• BRIEF: Wherever the string "What" appears in the listing, copy that line.
* * * * * * *
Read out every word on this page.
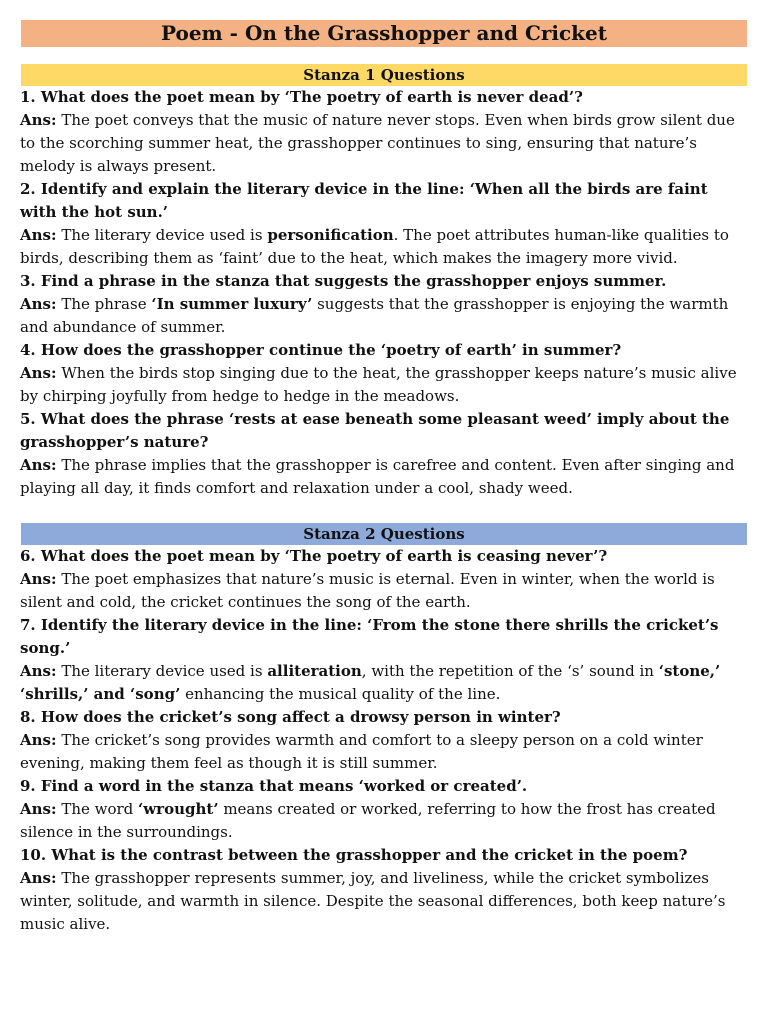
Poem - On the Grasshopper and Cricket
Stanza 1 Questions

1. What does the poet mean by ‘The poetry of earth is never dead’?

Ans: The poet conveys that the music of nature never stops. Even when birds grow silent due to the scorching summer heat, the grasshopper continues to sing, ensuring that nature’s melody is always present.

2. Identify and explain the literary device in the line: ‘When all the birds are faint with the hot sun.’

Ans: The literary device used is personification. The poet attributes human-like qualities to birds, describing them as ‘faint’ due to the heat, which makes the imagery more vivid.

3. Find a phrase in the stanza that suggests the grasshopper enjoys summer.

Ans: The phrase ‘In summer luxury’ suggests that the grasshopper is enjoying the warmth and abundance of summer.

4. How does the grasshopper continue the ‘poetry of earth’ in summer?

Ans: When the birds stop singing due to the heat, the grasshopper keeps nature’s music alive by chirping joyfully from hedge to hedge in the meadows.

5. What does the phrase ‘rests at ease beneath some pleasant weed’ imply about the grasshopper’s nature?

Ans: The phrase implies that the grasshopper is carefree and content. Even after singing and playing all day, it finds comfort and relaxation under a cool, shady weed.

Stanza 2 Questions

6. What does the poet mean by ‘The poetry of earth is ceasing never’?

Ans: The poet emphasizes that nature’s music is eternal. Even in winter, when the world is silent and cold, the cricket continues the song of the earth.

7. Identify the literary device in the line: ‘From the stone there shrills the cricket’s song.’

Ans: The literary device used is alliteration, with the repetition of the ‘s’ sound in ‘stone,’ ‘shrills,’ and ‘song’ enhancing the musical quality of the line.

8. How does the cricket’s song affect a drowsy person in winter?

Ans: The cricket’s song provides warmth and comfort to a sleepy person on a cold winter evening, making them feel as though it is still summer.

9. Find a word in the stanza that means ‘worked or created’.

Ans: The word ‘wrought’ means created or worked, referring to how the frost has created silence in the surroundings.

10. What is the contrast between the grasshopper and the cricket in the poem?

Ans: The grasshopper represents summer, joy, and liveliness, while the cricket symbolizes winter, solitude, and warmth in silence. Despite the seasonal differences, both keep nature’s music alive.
* * * * * * *
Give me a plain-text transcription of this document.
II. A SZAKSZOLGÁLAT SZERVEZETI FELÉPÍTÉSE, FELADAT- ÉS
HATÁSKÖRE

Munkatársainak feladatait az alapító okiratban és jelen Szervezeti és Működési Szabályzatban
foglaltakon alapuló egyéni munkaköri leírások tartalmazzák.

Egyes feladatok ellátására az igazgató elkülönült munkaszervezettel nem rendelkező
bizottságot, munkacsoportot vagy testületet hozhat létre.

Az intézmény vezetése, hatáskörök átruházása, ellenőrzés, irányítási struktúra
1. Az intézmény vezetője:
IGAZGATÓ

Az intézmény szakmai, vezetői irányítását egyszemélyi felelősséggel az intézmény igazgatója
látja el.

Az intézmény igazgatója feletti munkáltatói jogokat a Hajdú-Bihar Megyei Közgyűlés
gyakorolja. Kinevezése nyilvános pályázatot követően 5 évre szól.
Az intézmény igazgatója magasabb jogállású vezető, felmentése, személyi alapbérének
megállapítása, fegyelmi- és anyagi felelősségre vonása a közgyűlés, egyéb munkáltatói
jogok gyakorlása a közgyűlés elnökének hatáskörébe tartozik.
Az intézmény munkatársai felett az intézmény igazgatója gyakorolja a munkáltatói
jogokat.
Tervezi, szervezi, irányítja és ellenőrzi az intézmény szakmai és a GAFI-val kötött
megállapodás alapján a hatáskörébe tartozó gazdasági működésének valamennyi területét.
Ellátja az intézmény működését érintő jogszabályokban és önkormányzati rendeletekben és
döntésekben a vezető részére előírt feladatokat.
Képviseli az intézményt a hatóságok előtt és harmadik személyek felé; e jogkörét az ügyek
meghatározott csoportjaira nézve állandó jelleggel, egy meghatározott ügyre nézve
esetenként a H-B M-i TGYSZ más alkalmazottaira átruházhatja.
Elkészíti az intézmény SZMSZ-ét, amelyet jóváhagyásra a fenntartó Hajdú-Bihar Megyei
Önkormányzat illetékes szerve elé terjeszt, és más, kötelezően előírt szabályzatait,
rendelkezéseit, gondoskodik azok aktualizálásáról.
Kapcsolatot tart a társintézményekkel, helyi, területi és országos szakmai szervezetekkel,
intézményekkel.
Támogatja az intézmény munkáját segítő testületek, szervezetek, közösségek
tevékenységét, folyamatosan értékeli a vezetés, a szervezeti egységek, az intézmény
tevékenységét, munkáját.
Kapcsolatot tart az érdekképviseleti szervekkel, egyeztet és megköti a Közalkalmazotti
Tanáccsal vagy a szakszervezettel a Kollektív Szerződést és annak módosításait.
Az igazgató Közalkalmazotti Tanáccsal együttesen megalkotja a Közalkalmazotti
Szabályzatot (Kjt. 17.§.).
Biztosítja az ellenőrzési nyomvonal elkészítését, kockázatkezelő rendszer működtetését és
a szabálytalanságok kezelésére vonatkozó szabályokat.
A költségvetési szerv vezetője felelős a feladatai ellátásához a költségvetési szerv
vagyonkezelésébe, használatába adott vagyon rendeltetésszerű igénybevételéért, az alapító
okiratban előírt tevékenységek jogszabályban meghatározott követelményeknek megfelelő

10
* * * * * * *
• ANSWER TO THIS EXERCISE:
1. What does the poet mean by ‘The poetry of earth is never dead’?
5. What does the phrase ‘rests at ease beneath some pleasant weed’ imply about the grasshopper’s nature?
6. What does the poet mean by ‘The poetry of earth is ceasing never’?
10. What is the contrast between the grasshopper and the cricket in the poem?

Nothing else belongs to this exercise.